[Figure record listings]
◆ ◆ ◆ ◆ ◆

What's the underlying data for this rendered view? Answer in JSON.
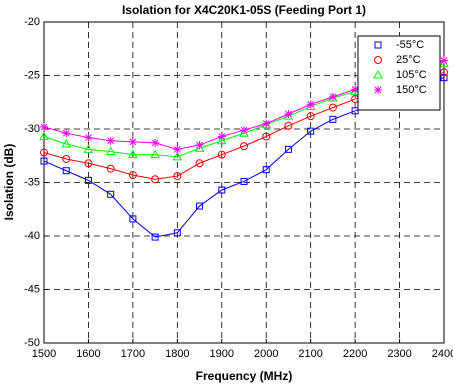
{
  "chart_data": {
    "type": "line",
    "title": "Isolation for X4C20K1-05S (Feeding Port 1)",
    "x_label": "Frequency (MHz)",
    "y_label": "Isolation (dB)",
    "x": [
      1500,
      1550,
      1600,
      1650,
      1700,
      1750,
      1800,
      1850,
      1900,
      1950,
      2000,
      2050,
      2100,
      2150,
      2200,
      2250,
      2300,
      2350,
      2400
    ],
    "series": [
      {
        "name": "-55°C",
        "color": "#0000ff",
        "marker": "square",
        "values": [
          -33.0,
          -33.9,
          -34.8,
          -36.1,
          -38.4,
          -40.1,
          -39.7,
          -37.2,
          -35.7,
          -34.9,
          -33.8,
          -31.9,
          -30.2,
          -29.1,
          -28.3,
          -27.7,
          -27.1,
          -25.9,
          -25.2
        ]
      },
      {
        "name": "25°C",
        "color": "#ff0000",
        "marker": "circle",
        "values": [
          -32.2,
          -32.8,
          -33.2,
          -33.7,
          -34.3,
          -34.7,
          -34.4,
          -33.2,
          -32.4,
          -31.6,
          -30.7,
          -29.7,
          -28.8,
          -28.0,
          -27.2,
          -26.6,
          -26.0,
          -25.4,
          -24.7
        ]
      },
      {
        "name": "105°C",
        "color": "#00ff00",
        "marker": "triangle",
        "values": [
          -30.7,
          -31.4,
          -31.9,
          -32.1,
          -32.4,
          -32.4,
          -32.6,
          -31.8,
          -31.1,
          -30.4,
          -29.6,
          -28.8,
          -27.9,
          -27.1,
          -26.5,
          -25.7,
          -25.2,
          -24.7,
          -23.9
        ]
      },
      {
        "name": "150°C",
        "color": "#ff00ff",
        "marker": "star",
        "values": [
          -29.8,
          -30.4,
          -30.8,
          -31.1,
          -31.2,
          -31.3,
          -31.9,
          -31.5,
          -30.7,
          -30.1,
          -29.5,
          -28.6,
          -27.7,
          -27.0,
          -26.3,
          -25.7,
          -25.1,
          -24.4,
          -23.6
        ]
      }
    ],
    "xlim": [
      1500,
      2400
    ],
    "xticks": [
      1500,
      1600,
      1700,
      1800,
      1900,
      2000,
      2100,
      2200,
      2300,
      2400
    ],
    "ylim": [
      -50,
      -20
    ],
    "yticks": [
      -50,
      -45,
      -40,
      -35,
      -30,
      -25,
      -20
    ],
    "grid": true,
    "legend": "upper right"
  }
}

◆ ◆ ◆ ◆ ◆

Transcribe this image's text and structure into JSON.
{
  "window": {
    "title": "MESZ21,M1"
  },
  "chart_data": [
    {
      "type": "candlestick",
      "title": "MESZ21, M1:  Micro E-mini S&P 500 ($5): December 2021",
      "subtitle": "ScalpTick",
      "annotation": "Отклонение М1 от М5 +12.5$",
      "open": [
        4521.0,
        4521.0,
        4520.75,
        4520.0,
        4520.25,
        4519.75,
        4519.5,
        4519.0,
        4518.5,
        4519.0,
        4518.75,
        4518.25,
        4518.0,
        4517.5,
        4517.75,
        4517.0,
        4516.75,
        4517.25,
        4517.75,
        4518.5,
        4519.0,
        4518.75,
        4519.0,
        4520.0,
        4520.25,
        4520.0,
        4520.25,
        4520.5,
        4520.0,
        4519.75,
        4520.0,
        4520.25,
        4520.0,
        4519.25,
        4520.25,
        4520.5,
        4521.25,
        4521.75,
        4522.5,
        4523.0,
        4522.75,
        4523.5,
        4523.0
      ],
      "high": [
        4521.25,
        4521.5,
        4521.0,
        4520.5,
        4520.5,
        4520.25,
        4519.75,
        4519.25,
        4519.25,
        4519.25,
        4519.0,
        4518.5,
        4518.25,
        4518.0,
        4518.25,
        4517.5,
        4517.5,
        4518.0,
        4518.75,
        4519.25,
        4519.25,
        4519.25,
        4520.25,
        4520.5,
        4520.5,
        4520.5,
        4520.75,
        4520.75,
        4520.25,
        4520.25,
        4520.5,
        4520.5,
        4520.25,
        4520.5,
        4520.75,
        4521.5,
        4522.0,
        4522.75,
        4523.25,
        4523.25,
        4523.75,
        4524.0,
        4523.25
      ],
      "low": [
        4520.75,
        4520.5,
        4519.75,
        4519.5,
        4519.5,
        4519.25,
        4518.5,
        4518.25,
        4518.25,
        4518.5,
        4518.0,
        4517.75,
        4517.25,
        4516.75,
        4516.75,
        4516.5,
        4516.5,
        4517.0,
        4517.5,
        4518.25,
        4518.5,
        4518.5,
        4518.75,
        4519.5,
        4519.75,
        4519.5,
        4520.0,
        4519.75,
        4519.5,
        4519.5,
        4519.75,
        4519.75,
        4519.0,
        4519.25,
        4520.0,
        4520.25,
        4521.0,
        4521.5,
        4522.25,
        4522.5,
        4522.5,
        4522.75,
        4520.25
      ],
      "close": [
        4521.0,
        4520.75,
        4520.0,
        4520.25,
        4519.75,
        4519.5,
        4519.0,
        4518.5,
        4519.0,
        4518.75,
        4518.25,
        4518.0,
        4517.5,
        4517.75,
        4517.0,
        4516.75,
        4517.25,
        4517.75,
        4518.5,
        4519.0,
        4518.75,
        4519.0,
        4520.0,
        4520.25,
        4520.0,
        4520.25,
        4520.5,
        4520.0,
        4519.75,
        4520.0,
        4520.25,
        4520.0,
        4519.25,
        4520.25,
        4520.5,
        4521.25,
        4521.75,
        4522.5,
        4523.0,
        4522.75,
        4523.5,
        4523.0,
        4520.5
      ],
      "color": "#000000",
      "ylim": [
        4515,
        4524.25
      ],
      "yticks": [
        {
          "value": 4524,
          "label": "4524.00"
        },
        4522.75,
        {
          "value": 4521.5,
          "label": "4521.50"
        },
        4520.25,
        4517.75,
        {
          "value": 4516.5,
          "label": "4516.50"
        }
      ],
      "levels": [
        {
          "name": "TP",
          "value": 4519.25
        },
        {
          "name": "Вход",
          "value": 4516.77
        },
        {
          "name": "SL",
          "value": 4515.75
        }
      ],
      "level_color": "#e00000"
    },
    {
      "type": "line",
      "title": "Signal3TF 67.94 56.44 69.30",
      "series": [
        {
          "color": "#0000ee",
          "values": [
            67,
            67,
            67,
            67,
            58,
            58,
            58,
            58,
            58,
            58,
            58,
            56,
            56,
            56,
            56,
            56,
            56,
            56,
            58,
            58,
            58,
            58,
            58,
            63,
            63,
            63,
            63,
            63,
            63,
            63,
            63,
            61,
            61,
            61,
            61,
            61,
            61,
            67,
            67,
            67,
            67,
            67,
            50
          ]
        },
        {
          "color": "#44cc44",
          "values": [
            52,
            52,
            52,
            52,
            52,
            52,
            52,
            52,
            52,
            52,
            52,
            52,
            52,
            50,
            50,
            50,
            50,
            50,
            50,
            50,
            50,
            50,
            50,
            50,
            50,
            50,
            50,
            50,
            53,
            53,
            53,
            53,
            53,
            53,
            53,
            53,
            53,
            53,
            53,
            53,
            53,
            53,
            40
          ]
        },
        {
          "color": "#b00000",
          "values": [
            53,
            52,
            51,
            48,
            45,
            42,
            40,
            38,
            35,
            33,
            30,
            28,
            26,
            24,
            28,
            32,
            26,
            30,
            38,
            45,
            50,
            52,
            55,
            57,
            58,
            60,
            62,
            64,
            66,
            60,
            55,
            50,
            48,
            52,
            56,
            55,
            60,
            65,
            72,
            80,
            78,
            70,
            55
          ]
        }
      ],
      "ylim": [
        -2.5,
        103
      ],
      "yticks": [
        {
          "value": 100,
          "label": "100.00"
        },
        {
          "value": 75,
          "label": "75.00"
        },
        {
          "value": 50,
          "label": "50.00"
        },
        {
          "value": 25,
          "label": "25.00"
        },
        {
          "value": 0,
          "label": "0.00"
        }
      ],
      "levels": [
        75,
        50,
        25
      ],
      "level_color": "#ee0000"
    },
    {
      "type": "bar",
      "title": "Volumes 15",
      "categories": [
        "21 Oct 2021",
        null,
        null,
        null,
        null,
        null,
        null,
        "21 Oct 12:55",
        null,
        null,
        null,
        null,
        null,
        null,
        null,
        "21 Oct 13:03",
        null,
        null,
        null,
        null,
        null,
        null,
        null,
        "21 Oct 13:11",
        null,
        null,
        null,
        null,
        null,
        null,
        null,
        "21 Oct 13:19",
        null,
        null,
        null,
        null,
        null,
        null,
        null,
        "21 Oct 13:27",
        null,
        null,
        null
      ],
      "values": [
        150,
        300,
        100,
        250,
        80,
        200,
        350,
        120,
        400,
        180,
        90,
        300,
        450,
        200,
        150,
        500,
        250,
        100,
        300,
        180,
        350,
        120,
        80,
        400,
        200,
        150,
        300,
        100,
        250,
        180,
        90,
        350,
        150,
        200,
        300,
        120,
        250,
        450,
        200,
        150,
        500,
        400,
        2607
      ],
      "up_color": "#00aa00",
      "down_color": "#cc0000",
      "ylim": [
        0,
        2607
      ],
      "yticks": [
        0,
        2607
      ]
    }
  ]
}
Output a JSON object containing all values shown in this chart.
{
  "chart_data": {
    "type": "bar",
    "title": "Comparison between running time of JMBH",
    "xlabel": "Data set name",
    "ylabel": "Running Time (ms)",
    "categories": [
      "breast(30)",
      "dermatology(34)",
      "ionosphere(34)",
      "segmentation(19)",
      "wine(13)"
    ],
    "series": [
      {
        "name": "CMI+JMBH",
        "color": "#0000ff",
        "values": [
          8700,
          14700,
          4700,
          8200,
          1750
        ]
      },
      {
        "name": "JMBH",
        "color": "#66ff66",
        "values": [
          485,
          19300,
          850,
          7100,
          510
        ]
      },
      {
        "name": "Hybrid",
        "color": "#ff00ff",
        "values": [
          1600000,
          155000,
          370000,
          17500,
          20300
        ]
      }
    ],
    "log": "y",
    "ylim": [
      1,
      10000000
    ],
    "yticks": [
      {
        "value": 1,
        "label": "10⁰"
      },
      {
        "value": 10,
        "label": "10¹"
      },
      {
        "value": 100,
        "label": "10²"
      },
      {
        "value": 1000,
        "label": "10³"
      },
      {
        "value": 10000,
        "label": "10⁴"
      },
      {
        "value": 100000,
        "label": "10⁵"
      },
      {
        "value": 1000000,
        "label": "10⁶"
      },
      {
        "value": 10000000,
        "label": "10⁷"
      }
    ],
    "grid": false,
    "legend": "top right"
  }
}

◆ ◆ ◆ ◆ ◆

TASK INSTRUCTIONS: Return every line of the preceding records in which the word "name" appears.

CORRECT OUTPUT:
        "name": "-55°C",
        "name": "25°C",
        "name": "105°C",
        "name": "150°C",
          "name": "TP",
          "name": "Вход",
          "name": "SL",
    "xlabel": "Data set name",
        "name": "CMI+JMBH",
        "name": "JMBH",
        "name": "Hybrid",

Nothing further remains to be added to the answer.